■ Task description
The exercise asks for every line of the data to be reproduced exactly.

───── Available records ─────

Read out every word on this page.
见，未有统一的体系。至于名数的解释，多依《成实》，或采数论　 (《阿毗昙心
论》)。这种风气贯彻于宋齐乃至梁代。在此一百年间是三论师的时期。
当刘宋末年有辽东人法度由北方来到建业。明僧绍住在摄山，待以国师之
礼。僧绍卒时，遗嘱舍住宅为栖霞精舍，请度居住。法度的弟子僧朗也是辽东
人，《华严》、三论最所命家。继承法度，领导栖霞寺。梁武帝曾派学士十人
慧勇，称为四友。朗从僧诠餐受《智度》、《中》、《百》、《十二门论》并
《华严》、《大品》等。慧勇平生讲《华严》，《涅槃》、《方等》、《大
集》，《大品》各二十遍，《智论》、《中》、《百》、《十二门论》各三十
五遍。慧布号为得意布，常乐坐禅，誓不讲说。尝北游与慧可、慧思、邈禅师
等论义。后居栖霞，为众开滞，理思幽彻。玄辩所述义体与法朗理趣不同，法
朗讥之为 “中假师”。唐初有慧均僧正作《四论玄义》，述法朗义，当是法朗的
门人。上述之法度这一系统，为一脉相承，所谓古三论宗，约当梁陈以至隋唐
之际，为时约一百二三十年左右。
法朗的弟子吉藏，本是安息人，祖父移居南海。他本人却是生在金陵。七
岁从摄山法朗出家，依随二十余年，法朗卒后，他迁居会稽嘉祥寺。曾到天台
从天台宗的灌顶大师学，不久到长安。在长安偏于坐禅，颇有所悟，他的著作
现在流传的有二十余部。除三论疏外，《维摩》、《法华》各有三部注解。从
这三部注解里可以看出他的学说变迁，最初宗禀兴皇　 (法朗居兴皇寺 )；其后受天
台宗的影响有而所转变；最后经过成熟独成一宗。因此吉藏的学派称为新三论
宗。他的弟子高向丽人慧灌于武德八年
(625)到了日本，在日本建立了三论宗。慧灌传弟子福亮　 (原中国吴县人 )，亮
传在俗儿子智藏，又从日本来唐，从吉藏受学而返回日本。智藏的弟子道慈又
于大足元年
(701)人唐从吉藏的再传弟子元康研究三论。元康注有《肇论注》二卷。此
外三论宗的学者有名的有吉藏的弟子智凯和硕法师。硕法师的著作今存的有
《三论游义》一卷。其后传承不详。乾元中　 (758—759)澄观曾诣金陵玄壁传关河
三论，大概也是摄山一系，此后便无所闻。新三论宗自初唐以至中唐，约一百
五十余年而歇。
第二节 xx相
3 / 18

─────

■ Result below
Read out every word on this page.
见，未有统一的体系。至于名数的解释，多依《成实》，或采数论　 (《阿毗昙心
论》)。这种风气贯彻于宋齐乃至梁代。在此一百年间是三论师的时期。
当刘宋末年有辽东人法度由北方来到建业。明僧绍住在摄山，待以国师之
礼。僧绍卒时，遗嘱舍住宅为栖霞精舍，请度居住。法度的弟子僧朗也是辽东
人，《华严》、三论最所命家。继承法度，领导栖霞寺。梁武帝曾派学士十人
慧勇，称为四友。朗从僧诠餐受《智度》、《中》、《百》、《十二门论》并
《华严》、《大品》等。慧勇平生讲《华严》，《涅槃》、《方等》、《大
集》，《大品》各二十遍，《智论》、《中》、《百》、《十二门论》各三十
五遍。慧布号为得意布，常乐坐禅，誓不讲说。尝北游与慧可、慧思、邈禅师
等论义。后居栖霞，为众开滞，理思幽彻。玄辩所述义体与法朗理趣不同，法
朗讥之为 “中假师”。唐初有慧均僧正作《四论玄义》，述法朗义，当是法朗的
门人。上述之法度这一系统，为一脉相承，所谓古三论宗，约当梁陈以至隋唐
之际，为时约一百二三十年左右。
法朗的弟子吉藏，本是安息人，祖父移居南海。他本人却是生在金陵。七
岁从摄山法朗出家，依随二十余年，法朗卒后，他迁居会稽嘉祥寺。曾到天台
从天台宗的灌顶大师学，不久到长安。在长安偏于坐禅，颇有所悟，他的著作
现在流传的有二十余部。除三论疏外，《维摩》、《法华》各有三部注解。从
这三部注解里可以看出他的学说变迁，最初宗禀兴皇　 (法朗居兴皇寺 )；其后受天
台宗的影响有而所转变；最后经过成熟独成一宗。因此吉藏的学派称为新三论
宗。他的弟子高向丽人慧灌于武德八年
(625)到了日本，在日本建立了三论宗。慧灌传弟子福亮　 (原中国吴县人 )，亮
传在俗儿子智藏，又从日本来唐，从吉藏受学而返回日本。智藏的弟子道慈又
于大足元年
(701)人唐从吉藏的再传弟子元康研究三论。元康注有《肇论注》二卷。此
外三论宗的学者有名的有吉藏的弟子智凯和硕法师。硕法师的著作今存的有
《三论游义》一卷。其后传承不详。乾元中　 (758—759)澄观曾诣金陵玄壁传关河
三论，大概也是摄山一系，此后便无所闻。新三论宗自初唐以至中唐，约一百
五十余年而歇。
第二节 xx相
3 / 18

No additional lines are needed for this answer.